• [Requirement]: Reproduce each line of the material exactly, minus any picture.

• [Records to use]:
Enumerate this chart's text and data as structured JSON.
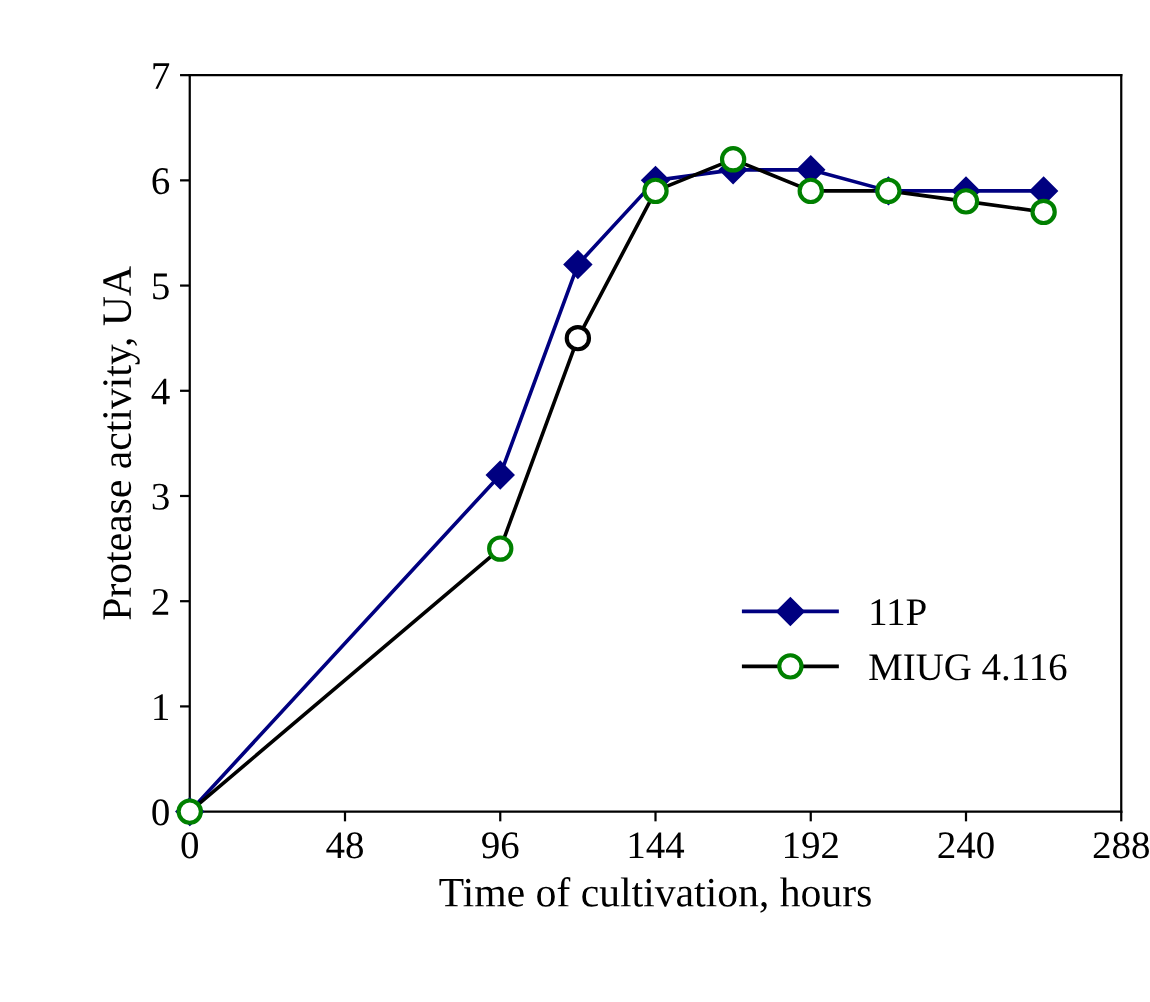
{
  "chart_data": {
    "type": "line",
    "xlabel": "Time of cultivation, hours",
    "ylabel": "Protease activity, UA",
    "xlim": [
      0,
      288
    ],
    "xticks": [
      0,
      48,
      96,
      144,
      192,
      240,
      288
    ],
    "ylim": [
      0,
      7
    ],
    "yticks": [
      0,
      1,
      2,
      3,
      4,
      5,
      6,
      7
    ],
    "grid": false,
    "legend": "bottom right",
    "series": [
      {
        "name": "11P",
        "color": "#000080",
        "marker": "diamond",
        "colors": [
          "#000080",
          "#000080",
          "#000080",
          "#000080",
          "#000080",
          "#000080",
          "#000080",
          "#000080",
          "#000080"
        ],
        "x": [
          0,
          96,
          120,
          144,
          168,
          192,
          216,
          240,
          264
        ],
        "values": [
          0,
          3.2,
          5.2,
          6.0,
          6.1,
          6.1,
          5.9,
          5.9,
          5.9
        ]
      },
      {
        "name": "MIUG 4.116",
        "color": "#000000",
        "marker": "circle",
        "colors": [
          "#008000",
          "#008000",
          "#000000",
          "#008000",
          "#008000",
          "#008000",
          "#008000",
          "#008000",
          "#008000"
        ],
        "x": [
          0,
          96,
          120,
          144,
          168,
          192,
          216,
          240,
          264
        ],
        "values": [
          0,
          2.5,
          4.5,
          5.9,
          6.2,
          5.9,
          5.9,
          5.8,
          5.7
        ]
      }
    ]
  }
}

• [Task result]:
Enumerate this chart's text and data as structured JSON.
{
  "chart_data": {
    "type": "line",
    "xlabel": "Time of cultivation, hours",
    "ylabel": "Protease activity, UA",
    "xlim": [
      0,
      288
    ],
    "xticks": [
      0,
      48,
      96,
      144,
      192,
      240,
      288
    ],
    "ylim": [
      0,
      7
    ],
    "yticks": [
      0,
      1,
      2,
      3,
      4,
      5,
      6,
      7
    ],
    "grid": false,
    "legend": "bottom right",
    "series": [
      {
        "name": "11P",
        "color": "#000080",
        "marker": "diamond",
        "colors": [
          "#000080",
          "#000080",
          "#000080",
          "#000080",
          "#000080",
          "#000080",
          "#000080",
          "#000080",
          "#000080"
        ],
        "x": [
          0,
          96,
          120,
          144,
          168,
          192,
          216,
          240,
          264
        ],
        "values": [
          0,
          3.2,
          5.2,
          6.0,
          6.1,
          6.1,
          5.9,
          5.9,
          5.9
        ]
      },
      {
        "name": "MIUG 4.116",
        "color": "#000000",
        "marker": "circle",
        "colors": [
          "#008000",
          "#008000",
          "#000000",
          "#008000",
          "#008000",
          "#008000",
          "#008000",
          "#008000",
          "#008000"
        ],
        "x": [
          0,
          96,
          120,
          144,
          168,
          192,
          216,
          240,
          264
        ],
        "values": [
          0,
          2.5,
          4.5,
          5.9,
          6.2,
          5.9,
          5.9,
          5.8,
          5.7
        ]
      }
    ]
  }
}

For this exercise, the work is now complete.